Given data =
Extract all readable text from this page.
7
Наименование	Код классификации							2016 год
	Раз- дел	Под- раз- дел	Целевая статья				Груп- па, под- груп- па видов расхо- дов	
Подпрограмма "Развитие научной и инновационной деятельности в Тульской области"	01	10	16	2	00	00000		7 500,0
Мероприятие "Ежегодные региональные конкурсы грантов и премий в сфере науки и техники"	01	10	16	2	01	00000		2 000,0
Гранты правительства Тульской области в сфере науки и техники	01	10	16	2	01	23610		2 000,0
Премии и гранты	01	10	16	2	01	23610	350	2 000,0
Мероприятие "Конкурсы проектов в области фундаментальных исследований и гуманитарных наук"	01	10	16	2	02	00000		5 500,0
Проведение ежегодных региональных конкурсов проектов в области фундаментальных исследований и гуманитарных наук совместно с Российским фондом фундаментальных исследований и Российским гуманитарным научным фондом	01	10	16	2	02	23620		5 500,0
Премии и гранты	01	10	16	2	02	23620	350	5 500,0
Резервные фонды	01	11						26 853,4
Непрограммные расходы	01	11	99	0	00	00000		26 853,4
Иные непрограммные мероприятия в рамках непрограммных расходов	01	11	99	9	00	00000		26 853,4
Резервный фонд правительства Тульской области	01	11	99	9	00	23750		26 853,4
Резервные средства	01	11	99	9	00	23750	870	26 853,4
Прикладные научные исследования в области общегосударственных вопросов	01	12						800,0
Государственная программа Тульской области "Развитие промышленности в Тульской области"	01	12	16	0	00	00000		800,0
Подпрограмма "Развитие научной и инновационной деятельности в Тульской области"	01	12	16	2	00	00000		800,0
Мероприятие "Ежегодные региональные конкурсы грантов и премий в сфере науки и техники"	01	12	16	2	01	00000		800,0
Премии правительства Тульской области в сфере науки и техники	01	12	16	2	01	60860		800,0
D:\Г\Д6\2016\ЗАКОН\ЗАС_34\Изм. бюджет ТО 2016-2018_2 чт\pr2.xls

Set task = Every record above should be copied exactly.

Reply to the exercise =
Extract all readable text from this page.
7
Наименование	Код классификации							2016 год
	Раз- дел	Под- раз- дел	Целевая статья				Груп- па, под- груп- па видов расхо- дов	
Подпрограмма "Развитие научной и инновационной деятельности в Тульской области"	01	10	16	2	00	00000		7 500,0
Мероприятие "Ежегодные региональные конкурсы грантов и премий в сфере науки и техники"	01	10	16	2	01	00000		2 000,0
Гранты правительства Тульской области в сфере науки и техники	01	10	16	2	01	23610		2 000,0
Премии и гранты	01	10	16	2	01	23610	350	2 000,0
Мероприятие "Конкурсы проектов в области фундаментальных исследований и гуманитарных наук"	01	10	16	2	02	00000		5 500,0
Проведение ежегодных региональных конкурсов проектов в области фундаментальных исследований и гуманитарных наук совместно с Российским фондом фундаментальных исследований и Российским гуманитарным научным фондом	01	10	16	2	02	23620		5 500,0
Премии и гранты	01	10	16	2	02	23620	350	5 500,0
Резервные фонды	01	11						26 853,4
Непрограммные расходы	01	11	99	0	00	00000		26 853,4
Иные непрограммные мероприятия в рамках непрограммных расходов	01	11	99	9	00	00000		26 853,4
Резервный фонд правительства Тульской области	01	11	99	9	00	23750		26 853,4
Резервные средства	01	11	99	9	00	23750	870	26 853,4
Прикладные научные исследования в области общегосударственных вопросов	01	12						800,0
Государственная программа Тульской области "Развитие промышленности в Тульской области"	01	12	16	0	00	00000		800,0
Подпрограмма "Развитие научной и инновационной деятельности в Тульской области"	01	12	16	2	00	00000		800,0
Мероприятие "Ежегодные региональные конкурсы грантов и премий в сфере науки и техники"	01	12	16	2	01	00000		800,0
Премии правительства Тульской области в сфере науки и техники	01	12	16	2	01	60860		800,0
D:\Г\Д6\2016\ЗАКОН\ЗАС_34\Изм. бюджет ТО 2016-2018_2 чт\pr2.xls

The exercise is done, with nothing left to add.